→ **To do**
Return every line below as is, leaving out the pictures.

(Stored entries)
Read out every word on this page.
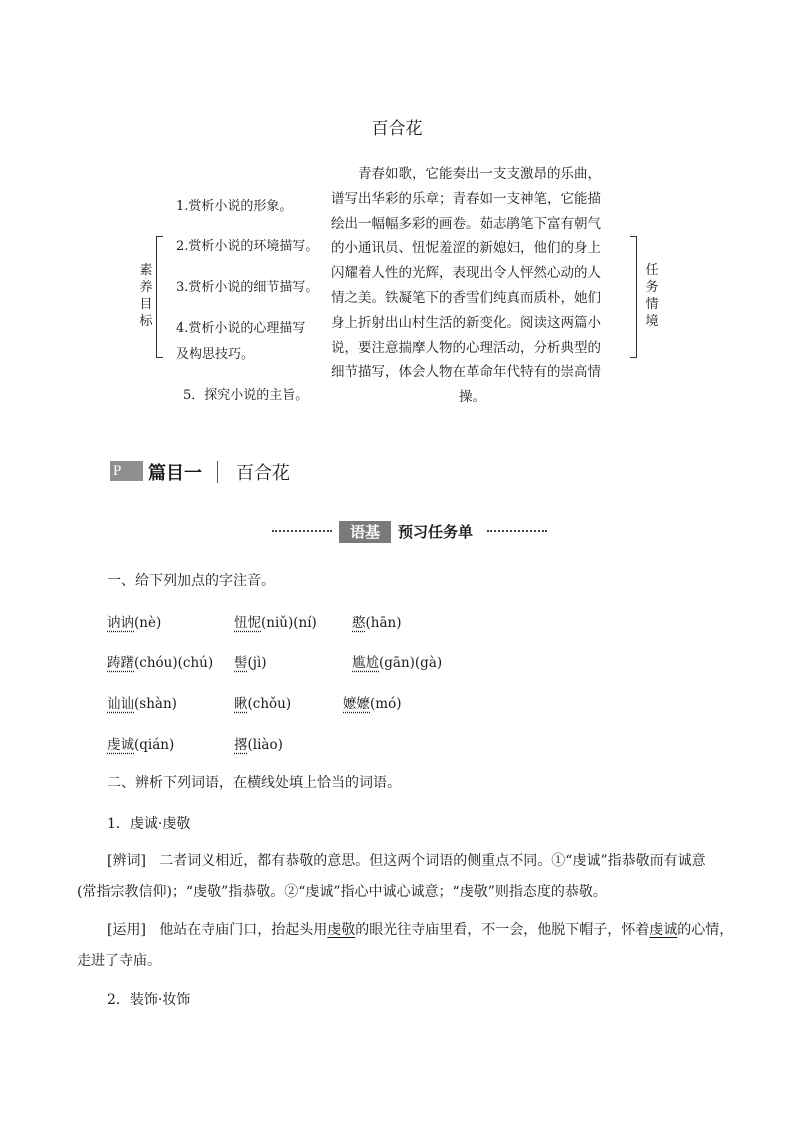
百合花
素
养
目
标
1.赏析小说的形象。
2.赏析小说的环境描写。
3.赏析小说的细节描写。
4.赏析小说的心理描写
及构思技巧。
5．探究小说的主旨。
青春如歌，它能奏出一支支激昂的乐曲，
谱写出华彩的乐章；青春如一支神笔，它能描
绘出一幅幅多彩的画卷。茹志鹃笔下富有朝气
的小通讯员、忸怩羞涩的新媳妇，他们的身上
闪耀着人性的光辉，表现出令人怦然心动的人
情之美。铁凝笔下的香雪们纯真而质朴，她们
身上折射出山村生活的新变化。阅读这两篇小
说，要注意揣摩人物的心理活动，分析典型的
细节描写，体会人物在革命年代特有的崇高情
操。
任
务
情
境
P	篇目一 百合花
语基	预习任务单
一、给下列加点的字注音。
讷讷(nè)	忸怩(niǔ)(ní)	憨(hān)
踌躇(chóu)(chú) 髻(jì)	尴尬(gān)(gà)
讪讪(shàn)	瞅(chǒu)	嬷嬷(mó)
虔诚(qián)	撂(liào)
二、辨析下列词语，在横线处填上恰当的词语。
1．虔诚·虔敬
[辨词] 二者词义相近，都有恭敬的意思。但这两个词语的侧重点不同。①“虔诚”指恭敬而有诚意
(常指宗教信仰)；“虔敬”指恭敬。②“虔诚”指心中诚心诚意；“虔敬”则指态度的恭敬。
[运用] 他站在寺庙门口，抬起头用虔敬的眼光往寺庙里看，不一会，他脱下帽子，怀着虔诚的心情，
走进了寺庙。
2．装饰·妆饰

→ **Full answer**
Read out every word on this page.
百合花
素
养
目
标
1.赏析小说的形象。
2.赏析小说的环境描写。
3.赏析小说的细节描写。
4.赏析小说的心理描写
及构思技巧。
5．探究小说的主旨。
青春如歌，它能奏出一支支激昂的乐曲，
谱写出华彩的乐章；青春如一支神笔，它能描
绘出一幅幅多彩的画卷。茹志鹃笔下富有朝气
的小通讯员、忸怩羞涩的新媳妇，他们的身上
闪耀着人性的光辉，表现出令人怦然心动的人
情之美。铁凝笔下的香雪们纯真而质朴，她们
身上折射出山村生活的新变化。阅读这两篇小
说，要注意揣摩人物的心理活动，分析典型的
细节描写，体会人物在革命年代特有的崇高情
操。
任
务
情
境
P	篇目一 百合花
语基	预习任务单
一、给下列加点的字注音。
讷讷(nè)	忸怩(niǔ)(ní)	憨(hān)
踌躇(chóu)(chú) 髻(jì)	尴尬(gān)(gà)
讪讪(shàn)	瞅(chǒu)	嬷嬷(mó)
虔诚(qián)	撂(liào)
二、辨析下列词语，在横线处填上恰当的词语。
1．虔诚·虔敬
[辨词] 二者词义相近，都有恭敬的意思。但这两个词语的侧重点不同。①“虔诚”指恭敬而有诚意
(常指宗教信仰)；“虔敬”指恭敬。②“虔诚”指心中诚心诚意；“虔敬”则指态度的恭敬。
[运用] 他站在寺庙门口，抬起头用虔敬的眼光往寺庙里看，不一会，他脱下帽子，怀着虔诚的心情，
走进了寺庙。
2．装饰·妆饰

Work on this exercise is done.